### Stored data entries:
>> begin

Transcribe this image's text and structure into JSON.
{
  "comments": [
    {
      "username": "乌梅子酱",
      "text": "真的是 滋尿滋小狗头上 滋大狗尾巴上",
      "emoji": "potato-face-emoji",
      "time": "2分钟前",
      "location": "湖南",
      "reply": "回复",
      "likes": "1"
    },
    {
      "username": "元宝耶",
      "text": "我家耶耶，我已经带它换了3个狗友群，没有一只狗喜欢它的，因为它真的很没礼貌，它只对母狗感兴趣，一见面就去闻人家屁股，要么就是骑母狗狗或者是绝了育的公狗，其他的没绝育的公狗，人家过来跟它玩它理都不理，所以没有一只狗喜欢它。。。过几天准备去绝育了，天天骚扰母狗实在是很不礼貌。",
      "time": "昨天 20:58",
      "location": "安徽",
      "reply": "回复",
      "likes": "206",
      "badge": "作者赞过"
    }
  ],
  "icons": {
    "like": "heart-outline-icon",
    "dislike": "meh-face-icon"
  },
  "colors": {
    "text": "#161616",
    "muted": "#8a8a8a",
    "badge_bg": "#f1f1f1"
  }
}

>> end

Exactly reproduce all of the entries.

Transcribe this image's text and structure into JSON.
{
  "comments": [
    {
      "username": "乌梅子酱",
      "text": "真的是 滋尿滋小狗头上 滋大狗尾巴上",
      "emoji": "potato-face-emoji",
      "time": "2分钟前",
      "location": "湖南",
      "reply": "回复",
      "likes": "1"
    },
    {
      "username": "元宝耶",
      "text": "我家耶耶，我已经带它换了3个狗友群，没有一只狗喜欢它的，因为它真的很没礼貌，它只对母狗感兴趣，一见面就去闻人家屁股，要么就是骑母狗狗或者是绝了育的公狗，其他的没绝育的公狗，人家过来跟它玩它理都不理，所以没有一只狗喜欢它。。。过几天准备去绝育了，天天骚扰母狗实在是很不礼貌。",
      "time": "昨天 20:58",
      "location": "安徽",
      "reply": "回复",
      "likes": "206",
      "badge": "作者赞过"
    }
  ],
  "icons": {
    "like": "heart-outline-icon",
    "dislike": "meh-face-icon"
  },
  "colors": {
    "text": "#161616",
    "muted": "#8a8a8a",
    "badge_bg": "#f1f1f1"
  }
}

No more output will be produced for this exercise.